• Selected text
--- start ---
Tenez chauts les pieds et la teste;
Au demeurant, vivez en beste
.

 
 

[Keep feet and head warm:
Then live like the beasts.]

 

Sexual generation is the principal natural action. Our human members are rather more conveniently arranged for that purpose; and yet we are told that if we want to be really effective we should adopt the position and posture of the animals:

 

more ferarum
Quadrupedumque magis ritu, plerumque putantur
Concipere uxores; quia sic loca sumere possunt,
Pectoribus positis, sublatis semina lumbis
.

 

[Most think that wives conceive more readily in the posture of wild animals and four-footed beasts; that is because the semen can find its way better when the breasts are low down and the loins up-raised.]

[AI] All those immodest and shameless movements that women have invented out of their own heads are condemned as positively harmful; women are advised to return to the more modest and poised comportment of animals of their sex.

 

Nam mulier prohibet se concipere atque repugnat,
Clunibus ipsa viri Venerem si laeta retractet,
Atque exossato ciet omni pectore fluctus.
Ejicit enim sulci recta regione viaque
Vomerem, atque locis avertit seminis ictum
.

 

[For the woman hinders or averts conception when passion leads her to withdraw Venus and her buttocks from the man, diverting the flow entirely over her yielding belly; she makes the plough-share leap out of its furrow and broadcasts the seed where it does not belong.]
80

[A] If justice consists in rendering everyone his due, then animals which serve, love and protect those that treat them well and which attack strangers and those that do them harm show some resemblance to aspects of our own justice; as they also do by maintaining strict fair-shares for their young.

As for loving affection, theirs is incomparably more lively and consistent than men’s. King Lisimachus had a dog called Hircanus. When its master died it remained stubbornly by his bed, refusing to eat or drink; when the day came to cremate the body, it ran dashing into the fire and was burned to death. The dog of a man called Pyrrhus did the same: from the moment he died it would not budge off its master’s bed, and when they bore the body away, it let itself be carried off too, finally throwing itself into the pyre as they were burning its master’s corpse.
--- end ---
• Task 1
In the passage comparing animals with humans, what was the name of King Lisimachus's dog?
• Task 2
Continue the passage comparing animals with humans from its final sentence.

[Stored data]
--- start ---
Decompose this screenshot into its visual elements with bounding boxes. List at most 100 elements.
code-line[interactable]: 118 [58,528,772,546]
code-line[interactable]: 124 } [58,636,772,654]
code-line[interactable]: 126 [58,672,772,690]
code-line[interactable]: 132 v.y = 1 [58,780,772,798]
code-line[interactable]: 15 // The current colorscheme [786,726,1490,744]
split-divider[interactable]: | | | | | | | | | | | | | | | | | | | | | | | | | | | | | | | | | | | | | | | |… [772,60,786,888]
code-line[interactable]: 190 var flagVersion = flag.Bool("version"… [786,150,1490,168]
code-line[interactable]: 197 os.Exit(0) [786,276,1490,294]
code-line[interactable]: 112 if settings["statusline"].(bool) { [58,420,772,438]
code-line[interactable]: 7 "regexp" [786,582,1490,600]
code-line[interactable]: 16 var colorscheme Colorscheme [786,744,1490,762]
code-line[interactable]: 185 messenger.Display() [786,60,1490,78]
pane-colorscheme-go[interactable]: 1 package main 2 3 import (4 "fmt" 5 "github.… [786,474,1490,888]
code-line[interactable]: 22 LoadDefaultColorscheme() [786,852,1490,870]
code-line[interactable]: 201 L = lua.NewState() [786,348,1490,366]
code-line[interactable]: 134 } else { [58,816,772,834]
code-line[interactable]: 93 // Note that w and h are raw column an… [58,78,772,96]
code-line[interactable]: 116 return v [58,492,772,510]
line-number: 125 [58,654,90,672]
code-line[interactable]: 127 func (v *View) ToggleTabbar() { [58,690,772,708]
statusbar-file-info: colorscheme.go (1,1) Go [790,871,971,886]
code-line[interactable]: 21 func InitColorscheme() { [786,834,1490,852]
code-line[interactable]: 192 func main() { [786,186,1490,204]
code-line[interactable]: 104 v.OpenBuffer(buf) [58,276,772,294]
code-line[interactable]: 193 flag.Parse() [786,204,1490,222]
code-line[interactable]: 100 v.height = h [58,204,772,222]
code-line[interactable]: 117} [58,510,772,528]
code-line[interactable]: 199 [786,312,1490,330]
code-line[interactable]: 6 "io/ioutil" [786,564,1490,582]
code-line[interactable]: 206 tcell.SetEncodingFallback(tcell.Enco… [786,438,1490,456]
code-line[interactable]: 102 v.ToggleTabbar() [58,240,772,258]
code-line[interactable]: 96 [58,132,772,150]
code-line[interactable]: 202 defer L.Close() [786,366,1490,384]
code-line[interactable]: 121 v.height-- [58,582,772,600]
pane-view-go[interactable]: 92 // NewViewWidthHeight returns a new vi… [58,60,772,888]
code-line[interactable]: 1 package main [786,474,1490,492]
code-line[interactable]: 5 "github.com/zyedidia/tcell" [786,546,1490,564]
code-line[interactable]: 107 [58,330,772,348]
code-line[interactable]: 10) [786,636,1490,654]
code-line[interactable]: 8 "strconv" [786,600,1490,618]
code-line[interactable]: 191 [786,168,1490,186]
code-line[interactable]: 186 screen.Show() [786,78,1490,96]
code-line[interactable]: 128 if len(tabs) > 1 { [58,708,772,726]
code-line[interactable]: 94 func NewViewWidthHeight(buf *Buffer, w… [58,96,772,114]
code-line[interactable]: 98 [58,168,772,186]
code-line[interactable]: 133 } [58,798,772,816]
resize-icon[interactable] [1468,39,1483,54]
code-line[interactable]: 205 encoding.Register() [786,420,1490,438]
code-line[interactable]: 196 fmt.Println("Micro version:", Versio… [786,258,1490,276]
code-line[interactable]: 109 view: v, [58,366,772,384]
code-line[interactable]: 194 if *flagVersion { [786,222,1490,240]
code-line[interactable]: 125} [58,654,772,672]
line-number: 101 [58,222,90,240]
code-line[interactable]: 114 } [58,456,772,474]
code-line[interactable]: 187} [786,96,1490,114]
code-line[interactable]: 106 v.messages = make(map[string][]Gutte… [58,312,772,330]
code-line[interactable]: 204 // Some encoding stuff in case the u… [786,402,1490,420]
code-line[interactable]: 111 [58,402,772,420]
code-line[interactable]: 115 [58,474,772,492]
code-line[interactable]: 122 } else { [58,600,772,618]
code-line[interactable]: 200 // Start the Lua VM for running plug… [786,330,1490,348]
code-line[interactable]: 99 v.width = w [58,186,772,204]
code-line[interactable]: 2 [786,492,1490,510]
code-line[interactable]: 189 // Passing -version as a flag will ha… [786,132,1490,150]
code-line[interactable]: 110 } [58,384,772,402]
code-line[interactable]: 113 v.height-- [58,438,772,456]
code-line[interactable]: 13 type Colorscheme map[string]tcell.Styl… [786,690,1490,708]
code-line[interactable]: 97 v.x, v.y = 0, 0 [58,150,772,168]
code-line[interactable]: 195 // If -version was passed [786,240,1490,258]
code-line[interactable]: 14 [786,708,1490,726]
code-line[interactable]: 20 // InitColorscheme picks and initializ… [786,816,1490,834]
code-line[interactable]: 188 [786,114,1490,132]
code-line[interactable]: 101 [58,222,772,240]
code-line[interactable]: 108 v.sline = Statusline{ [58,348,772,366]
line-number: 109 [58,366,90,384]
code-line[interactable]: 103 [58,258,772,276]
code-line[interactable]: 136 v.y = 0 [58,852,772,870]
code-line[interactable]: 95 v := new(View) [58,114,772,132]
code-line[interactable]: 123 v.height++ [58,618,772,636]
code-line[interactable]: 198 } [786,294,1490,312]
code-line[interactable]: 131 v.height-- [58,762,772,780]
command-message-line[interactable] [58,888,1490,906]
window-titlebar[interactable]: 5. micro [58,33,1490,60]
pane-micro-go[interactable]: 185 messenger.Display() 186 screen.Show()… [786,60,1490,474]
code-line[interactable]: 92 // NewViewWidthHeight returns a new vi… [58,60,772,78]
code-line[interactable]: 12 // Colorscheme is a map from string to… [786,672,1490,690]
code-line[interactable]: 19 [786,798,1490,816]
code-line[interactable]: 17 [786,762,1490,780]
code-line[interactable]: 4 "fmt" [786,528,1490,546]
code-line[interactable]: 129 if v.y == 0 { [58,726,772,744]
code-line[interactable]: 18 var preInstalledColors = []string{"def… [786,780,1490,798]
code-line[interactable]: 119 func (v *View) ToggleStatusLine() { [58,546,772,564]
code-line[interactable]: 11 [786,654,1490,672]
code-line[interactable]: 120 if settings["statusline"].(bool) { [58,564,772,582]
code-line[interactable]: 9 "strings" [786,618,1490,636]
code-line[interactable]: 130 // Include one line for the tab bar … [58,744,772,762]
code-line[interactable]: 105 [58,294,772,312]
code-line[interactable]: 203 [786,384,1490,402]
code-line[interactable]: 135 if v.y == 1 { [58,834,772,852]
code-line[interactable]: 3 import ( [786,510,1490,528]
--- end ---
• Expected output 1
Hircanus.

• Expected output 2
There are also inclinations where our affection arises not from reasoned counsel but by that random chance sometimes called
sympathy
. Animals are capable of it too. We can see horses grown so attracted to each other that we can hardly get them to live or travel apart. We can see them attracted to a particular kind of coat among their fellow horses, as we are to
particular faces; whenever they come across it they straightway approach it with pleasure and display their affection, whereas they dislike or hate a different kind of coat.

Animals, like us, have a choice of partners and select their females. Nor are they free from our jealousies and great irreconcilable hatreds.

Desires are either natural and necessary, like eating and drinking; natural and not necessary, such as mating with a female; or else neither natural nor necessary, like virtually all human ones, which are entirely superfluous and artificial. Nature needs wonderfully little to be satisfied and leaves little indeed for us to desire. The activities of our kitchens are not Nature’s ordinance. Stoics say that a man could feed himself on one olive a day. The choiceness of our wines owes nothing to Nature’s teachings, any more than do the refinements we load on to our sexual appetites:

 

neque illa
Magno prognatum deposcit consule cunnum
.

 
 

[That does not demand a cunt descended from some great consul.]
81

 

False opinions and ignorance of the good have poured so many strange desires into us that they have chased away almost all the natural ones, no more nor less than if a multitude of strangers in a city drove out all the citizens who were born there, snuffed out their ancient power and authority, seized the town and entirely usurped it.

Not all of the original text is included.